◆ **Stated problem**: Transcribe all the entries word for word, omitting any pictures they contain.

#### Data shown ####

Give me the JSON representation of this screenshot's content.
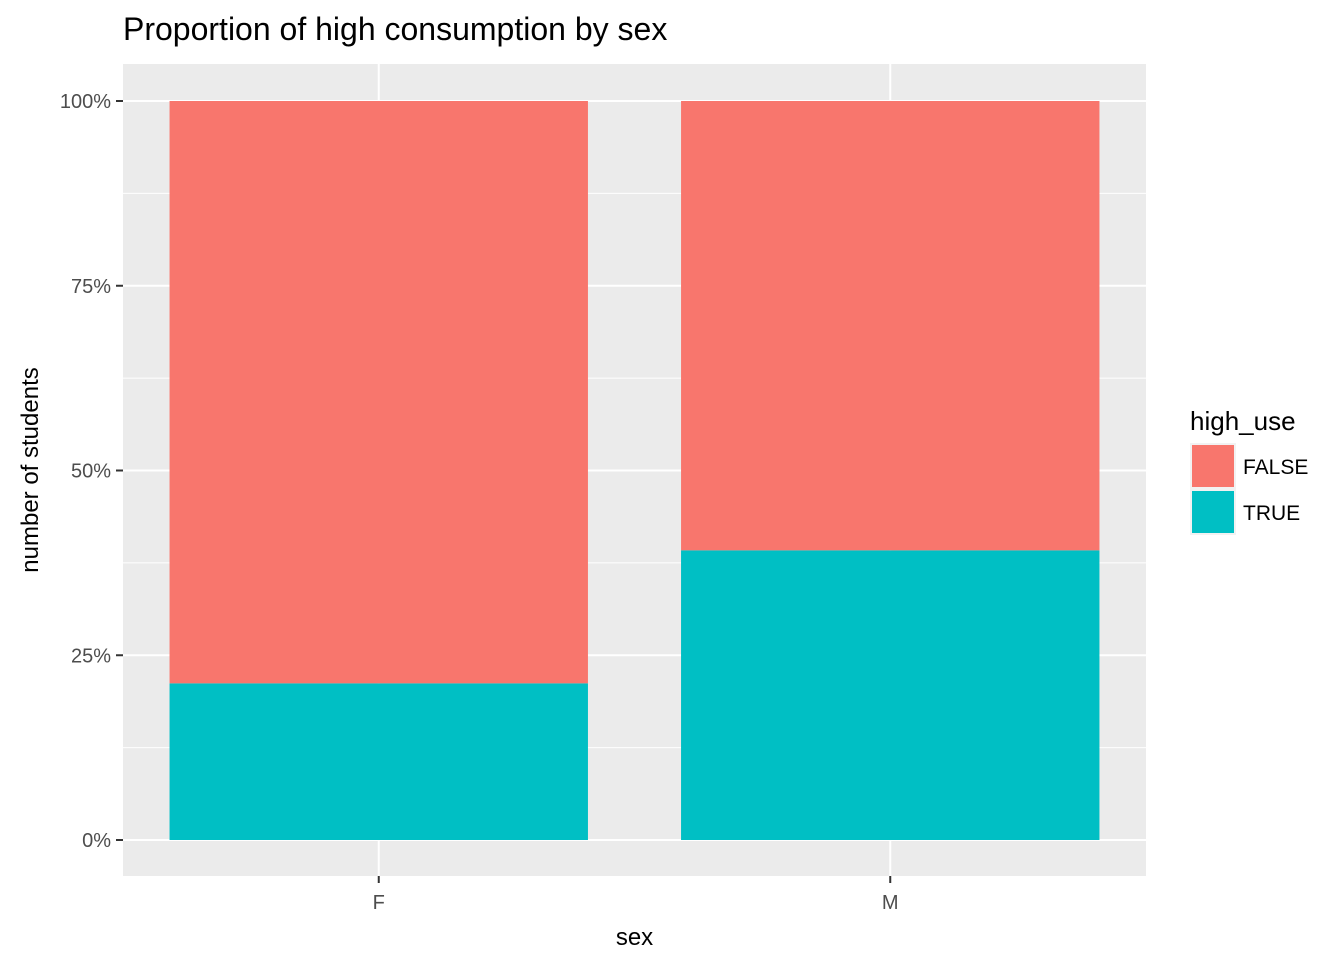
{
  "chart_data": {
    "type": "bar",
    "stacked": "fill",
    "title": "Proportion of high consumption by sex",
    "xlabel": "sex",
    "ylabel": "number of students",
    "categories": [
      "F",
      "M"
    ],
    "series": [
      {
        "name": "FALSE",
        "color": "#F8766D",
        "values": [
          0.788,
          0.608
        ]
      },
      {
        "name": "TRUE",
        "color": "#00BFC4",
        "values": [
          0.212,
          0.392
        ]
      }
    ],
    "ylim": [
      0,
      1
    ],
    "yticks": [
      0,
      0.25,
      0.5,
      0.75,
      1
    ],
    "ytick_labels": [
      "0%",
      "25%",
      "50%",
      "75%",
      "100%"
    ],
    "legend": {
      "title": "high_use",
      "position": "right",
      "entries": [
        "FALSE",
        "TRUE"
      ]
    },
    "grid": true,
    "panel_background": "#EBEBEB"
  }
}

####

◆ **Answer in full**:
Give me the JSON representation of this screenshot's content.
{
  "chart_data": {
    "type": "bar",
    "stacked": "fill",
    "title": "Proportion of high consumption by sex",
    "xlabel": "sex",
    "ylabel": "number of students",
    "categories": [
      "F",
      "M"
    ],
    "series": [
      {
        "name": "FALSE",
        "color": "#F8766D",
        "values": [
          0.788,
          0.608
        ]
      },
      {
        "name": "TRUE",
        "color": "#00BFC4",
        "values": [
          0.212,
          0.392
        ]
      }
    ],
    "ylim": [
      0,
      1
    ],
    "yticks": [
      0,
      0.25,
      0.5,
      0.75,
      1
    ],
    "ytick_labels": [
      "0%",
      "25%",
      "50%",
      "75%",
      "100%"
    ],
    "legend": {
      "title": "high_use",
      "position": "right",
      "entries": [
        "FALSE",
        "TRUE"
      ]
    },
    "grid": true,
    "panel_background": "#EBEBEB"
  }
}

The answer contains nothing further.